Repeat everything in the material exactly.
━━ DATA RECORDS
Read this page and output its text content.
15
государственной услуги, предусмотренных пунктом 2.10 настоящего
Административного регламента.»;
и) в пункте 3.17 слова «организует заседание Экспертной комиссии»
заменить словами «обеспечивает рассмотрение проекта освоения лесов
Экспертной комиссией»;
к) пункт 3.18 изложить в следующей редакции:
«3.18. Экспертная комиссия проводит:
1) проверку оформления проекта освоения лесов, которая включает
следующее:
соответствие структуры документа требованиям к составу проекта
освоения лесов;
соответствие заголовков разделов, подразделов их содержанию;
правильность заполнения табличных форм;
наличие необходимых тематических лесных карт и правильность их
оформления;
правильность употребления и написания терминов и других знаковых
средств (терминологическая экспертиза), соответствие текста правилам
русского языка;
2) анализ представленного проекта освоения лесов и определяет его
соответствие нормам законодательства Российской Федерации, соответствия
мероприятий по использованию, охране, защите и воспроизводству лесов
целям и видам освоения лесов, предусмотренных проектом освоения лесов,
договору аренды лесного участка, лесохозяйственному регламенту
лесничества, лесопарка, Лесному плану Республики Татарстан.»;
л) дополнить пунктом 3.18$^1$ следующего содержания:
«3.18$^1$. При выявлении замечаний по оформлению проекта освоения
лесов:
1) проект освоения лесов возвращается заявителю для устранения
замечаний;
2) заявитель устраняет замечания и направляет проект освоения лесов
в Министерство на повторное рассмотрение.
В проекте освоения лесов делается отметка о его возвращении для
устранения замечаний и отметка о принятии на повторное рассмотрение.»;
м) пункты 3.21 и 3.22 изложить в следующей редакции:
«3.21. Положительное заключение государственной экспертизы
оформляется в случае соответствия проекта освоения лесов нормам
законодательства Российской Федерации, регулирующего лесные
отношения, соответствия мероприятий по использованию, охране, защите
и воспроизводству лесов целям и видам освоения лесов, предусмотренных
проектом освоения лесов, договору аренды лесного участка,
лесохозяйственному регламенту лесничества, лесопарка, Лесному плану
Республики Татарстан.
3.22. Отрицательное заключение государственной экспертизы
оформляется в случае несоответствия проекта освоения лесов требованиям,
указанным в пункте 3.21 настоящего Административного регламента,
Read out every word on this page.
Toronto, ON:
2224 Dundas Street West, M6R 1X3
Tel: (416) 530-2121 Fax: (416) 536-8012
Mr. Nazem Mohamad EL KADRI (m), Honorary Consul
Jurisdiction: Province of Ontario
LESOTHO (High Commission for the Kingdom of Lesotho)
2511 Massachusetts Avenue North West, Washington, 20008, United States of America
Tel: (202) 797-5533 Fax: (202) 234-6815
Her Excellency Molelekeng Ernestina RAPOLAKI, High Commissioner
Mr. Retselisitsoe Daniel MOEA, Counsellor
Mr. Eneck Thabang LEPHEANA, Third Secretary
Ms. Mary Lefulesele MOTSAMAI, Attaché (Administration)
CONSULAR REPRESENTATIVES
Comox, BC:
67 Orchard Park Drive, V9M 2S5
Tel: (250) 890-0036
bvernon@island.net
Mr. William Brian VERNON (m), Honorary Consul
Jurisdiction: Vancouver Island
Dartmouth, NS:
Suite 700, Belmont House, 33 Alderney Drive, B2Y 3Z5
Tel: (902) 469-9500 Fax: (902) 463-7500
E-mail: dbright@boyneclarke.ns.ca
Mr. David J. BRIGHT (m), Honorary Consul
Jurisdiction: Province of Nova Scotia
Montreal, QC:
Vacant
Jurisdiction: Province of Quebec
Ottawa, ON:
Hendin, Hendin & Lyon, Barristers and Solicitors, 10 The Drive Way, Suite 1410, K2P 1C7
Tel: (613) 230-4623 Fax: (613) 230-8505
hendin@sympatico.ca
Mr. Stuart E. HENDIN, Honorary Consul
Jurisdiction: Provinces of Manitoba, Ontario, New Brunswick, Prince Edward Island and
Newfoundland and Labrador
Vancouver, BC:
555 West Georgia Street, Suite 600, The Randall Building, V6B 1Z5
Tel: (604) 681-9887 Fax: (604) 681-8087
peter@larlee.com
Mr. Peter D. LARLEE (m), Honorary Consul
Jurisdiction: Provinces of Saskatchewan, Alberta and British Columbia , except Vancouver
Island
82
━━━━
• [RESPONSE BELOW]:
Read this page and output its text content.
15
государственной услуги, предусмотренных пунктом 2.10 настоящего
Административного регламента.»;
и) в пункте 3.17 слова «организует заседание Экспертной комиссии»
заменить словами «обеспечивает рассмотрение проекта освоения лесов
Экспертной комиссией»;
к) пункт 3.18 изложить в следующей редакции:
«3.18. Экспертная комиссия проводит:
1) проверку оформления проекта освоения лесов, которая включает
следующее:
соответствие структуры документа требованиям к составу проекта
освоения лесов;
соответствие заголовков разделов, подразделов их содержанию;
правильность заполнения табличных форм;
наличие необходимых тематических лесных карт и правильность их
оформления;
правильность употребления и написания терминов и других знаковых
средств (терминологическая экспертиза), соответствие текста правилам
русского языка;
2) анализ представленного проекта освоения лесов и определяет его
соответствие нормам законодательства Российской Федерации, соответствия
мероприятий по использованию, охране, защите и воспроизводству лесов
целям и видам освоения лесов, предусмотренных проектом освоения лесов,
договору аренды лесного участка, лесохозяйственному регламенту
лесничества, лесопарка, Лесному плану Республики Татарстан.»;
л) дополнить пунктом 3.18$^1$ следующего содержания:
«3.18$^1$. При выявлении замечаний по оформлению проекта освоения
лесов:
1) проект освоения лесов возвращается заявителю для устранения
замечаний;
2) заявитель устраняет замечания и направляет проект освоения лесов
в Министерство на повторное рассмотрение.
В проекте освоения лесов делается отметка о его возвращении для
устранения замечаний и отметка о принятии на повторное рассмотрение.»;
м) пункты 3.21 и 3.22 изложить в следующей редакции:
«3.21. Положительное заключение государственной экспертизы
оформляется в случае соответствия проекта освоения лесов нормам
законодательства Российской Федерации, регулирующего лесные
отношения, соответствия мероприятий по использованию, охране, защите
и воспроизводству лесов целям и видам освоения лесов, предусмотренных
проектом освоения лесов, договору аренды лесного участка,
лесохозяйственному регламенту лесничества, лесопарка, Лесному плану
Республики Татарстан.
3.22. Отрицательное заключение государственной экспертизы
оформляется в случае несоответствия проекта освоения лесов требованиям,
указанным в пункте 3.21 настоящего Административного регламента,
Read out every word on this page.
Toronto, ON:
2224 Dundas Street West, M6R 1X3
Tel: (416) 530-2121 Fax: (416) 536-8012
Mr. Nazem Mohamad EL KADRI (m), Honorary Consul
Jurisdiction: Province of Ontario
LESOTHO (High Commission for the Kingdom of Lesotho)
2511 Massachusetts Avenue North West, Washington, 20008, United States of America
Tel: (202) 797-5533 Fax: (202) 234-6815
Her Excellency Molelekeng Ernestina RAPOLAKI, High Commissioner
Mr. Retselisitsoe Daniel MOEA, Counsellor
Mr. Eneck Thabang LEPHEANA, Third Secretary
Ms. Mary Lefulesele MOTSAMAI, Attaché (Administration)
CONSULAR REPRESENTATIVES
Comox, BC:
67 Orchard Park Drive, V9M 2S5
Tel: (250) 890-0036
bvernon@island.net
Mr. William Brian VERNON (m), Honorary Consul
Jurisdiction: Vancouver Island
Dartmouth, NS:
Suite 700, Belmont House, 33 Alderney Drive, B2Y 3Z5
Tel: (902) 469-9500 Fax: (902) 463-7500
E-mail: dbright@boyneclarke.ns.ca
Mr. David J. BRIGHT (m), Honorary Consul
Jurisdiction: Province of Nova Scotia
Montreal, QC:
Vacant
Jurisdiction: Province of Quebec
Ottawa, ON:
Hendin, Hendin & Lyon, Barristers and Solicitors, 10 The Drive Way, Suite 1410, K2P 1C7
Tel: (613) 230-4623 Fax: (613) 230-8505
hendin@sympatico.ca
Mr. Stuart E. HENDIN, Honorary Consul
Jurisdiction: Provinces of Manitoba, Ontario, New Brunswick, Prince Edward Island and
Newfoundland and Labrador
Vancouver, BC:
555 West Georgia Street, Suite 600, The Randall Building, V6B 1Z5
Tel: (604) 681-9887 Fax: (604) 681-8087
peter@larlee.com
Mr. Peter D. LARLEE (m), Honorary Consul
Jurisdiction: Provinces of Saskatchewan, Alberta and British Columbia , except Vancouver
Island
82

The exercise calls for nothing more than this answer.